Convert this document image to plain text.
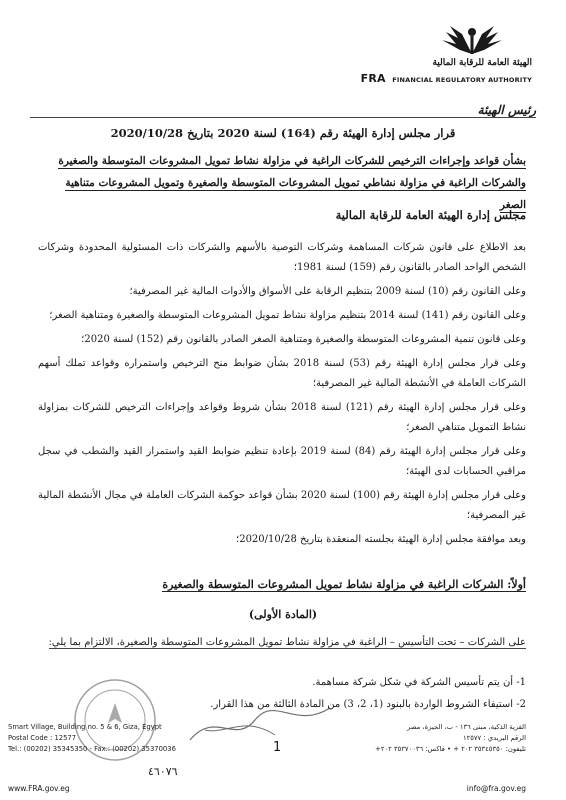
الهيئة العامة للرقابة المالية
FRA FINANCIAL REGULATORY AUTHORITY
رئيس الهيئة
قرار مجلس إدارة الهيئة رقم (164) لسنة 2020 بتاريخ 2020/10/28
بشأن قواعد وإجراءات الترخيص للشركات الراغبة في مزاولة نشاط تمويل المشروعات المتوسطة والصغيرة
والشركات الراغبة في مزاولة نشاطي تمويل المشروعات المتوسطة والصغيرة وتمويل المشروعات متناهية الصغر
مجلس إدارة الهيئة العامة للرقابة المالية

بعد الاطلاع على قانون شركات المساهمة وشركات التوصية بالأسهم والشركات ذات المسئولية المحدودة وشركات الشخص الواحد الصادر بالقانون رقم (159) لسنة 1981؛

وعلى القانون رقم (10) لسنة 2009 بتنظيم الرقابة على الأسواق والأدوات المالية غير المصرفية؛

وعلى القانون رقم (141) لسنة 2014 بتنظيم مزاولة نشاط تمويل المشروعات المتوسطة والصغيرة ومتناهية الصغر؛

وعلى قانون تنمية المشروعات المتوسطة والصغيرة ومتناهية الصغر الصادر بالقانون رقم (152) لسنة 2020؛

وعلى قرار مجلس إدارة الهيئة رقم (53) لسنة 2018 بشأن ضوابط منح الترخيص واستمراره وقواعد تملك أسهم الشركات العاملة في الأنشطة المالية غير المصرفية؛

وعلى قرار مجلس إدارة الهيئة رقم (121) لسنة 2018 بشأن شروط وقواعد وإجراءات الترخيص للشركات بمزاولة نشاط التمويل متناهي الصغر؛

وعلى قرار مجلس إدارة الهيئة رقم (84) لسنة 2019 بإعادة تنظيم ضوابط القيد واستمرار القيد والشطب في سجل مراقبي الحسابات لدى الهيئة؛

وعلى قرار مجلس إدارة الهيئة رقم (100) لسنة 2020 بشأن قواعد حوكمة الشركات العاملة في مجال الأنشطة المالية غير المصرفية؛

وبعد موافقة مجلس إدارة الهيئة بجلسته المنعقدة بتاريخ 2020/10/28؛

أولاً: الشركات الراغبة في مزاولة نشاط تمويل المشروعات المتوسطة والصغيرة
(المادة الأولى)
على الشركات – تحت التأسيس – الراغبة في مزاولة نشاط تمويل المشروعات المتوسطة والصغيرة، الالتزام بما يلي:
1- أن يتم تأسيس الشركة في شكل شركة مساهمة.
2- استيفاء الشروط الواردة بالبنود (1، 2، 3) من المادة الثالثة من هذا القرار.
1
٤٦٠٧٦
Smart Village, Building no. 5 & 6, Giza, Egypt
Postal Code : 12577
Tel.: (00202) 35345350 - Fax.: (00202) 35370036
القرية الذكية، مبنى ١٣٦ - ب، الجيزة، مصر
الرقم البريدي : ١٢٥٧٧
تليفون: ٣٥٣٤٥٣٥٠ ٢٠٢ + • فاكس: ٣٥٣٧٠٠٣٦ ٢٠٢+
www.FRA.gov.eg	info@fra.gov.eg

= = = = =

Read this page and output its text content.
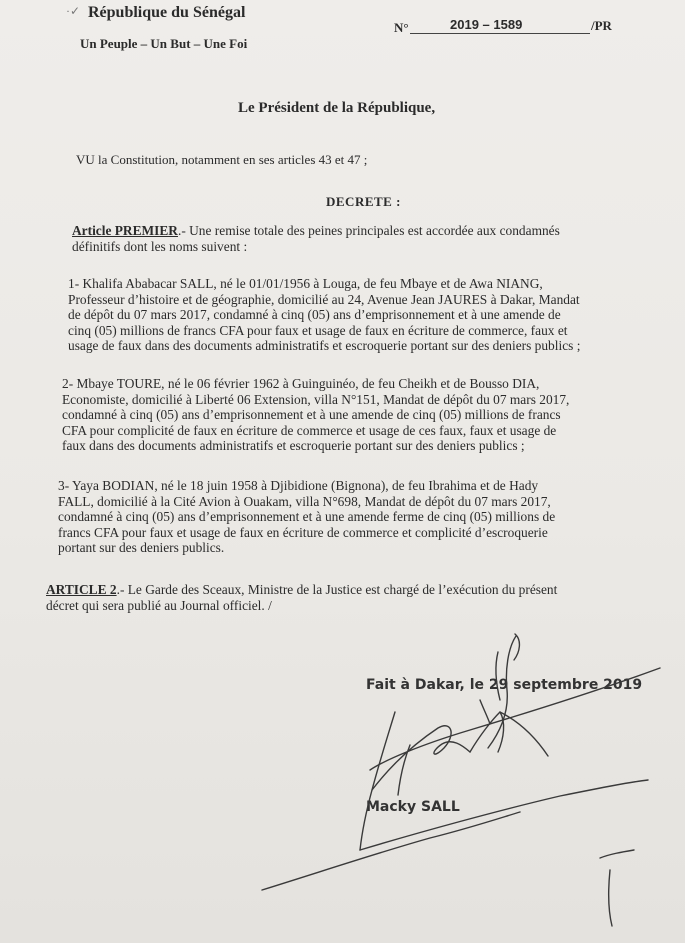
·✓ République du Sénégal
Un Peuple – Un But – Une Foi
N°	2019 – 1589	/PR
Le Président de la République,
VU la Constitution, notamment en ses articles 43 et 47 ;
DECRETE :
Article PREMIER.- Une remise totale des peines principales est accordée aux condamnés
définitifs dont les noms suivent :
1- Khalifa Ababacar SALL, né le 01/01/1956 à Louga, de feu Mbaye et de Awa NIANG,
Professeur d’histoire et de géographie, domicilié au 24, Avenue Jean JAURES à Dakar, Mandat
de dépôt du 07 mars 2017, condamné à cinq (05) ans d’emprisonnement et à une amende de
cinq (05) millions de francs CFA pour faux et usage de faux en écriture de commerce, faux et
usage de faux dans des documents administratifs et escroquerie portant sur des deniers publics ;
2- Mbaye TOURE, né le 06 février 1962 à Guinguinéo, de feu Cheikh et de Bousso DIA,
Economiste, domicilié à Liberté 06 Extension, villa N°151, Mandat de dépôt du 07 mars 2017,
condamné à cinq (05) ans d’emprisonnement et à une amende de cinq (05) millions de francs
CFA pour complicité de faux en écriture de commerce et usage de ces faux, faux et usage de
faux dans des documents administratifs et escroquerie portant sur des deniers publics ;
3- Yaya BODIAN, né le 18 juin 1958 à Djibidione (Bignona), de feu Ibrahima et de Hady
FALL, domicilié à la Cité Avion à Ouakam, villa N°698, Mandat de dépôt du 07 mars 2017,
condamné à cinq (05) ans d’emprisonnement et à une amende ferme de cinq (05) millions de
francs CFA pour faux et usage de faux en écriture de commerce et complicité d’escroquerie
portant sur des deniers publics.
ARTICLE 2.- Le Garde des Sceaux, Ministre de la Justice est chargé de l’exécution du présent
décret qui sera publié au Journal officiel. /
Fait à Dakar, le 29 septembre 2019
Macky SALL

= = = = =

*GIVEN INSTRUCTION*: Of the lines in the entries above, how many include "المصرفية"? Only the number should be given.

*TASK ANSWER*: 3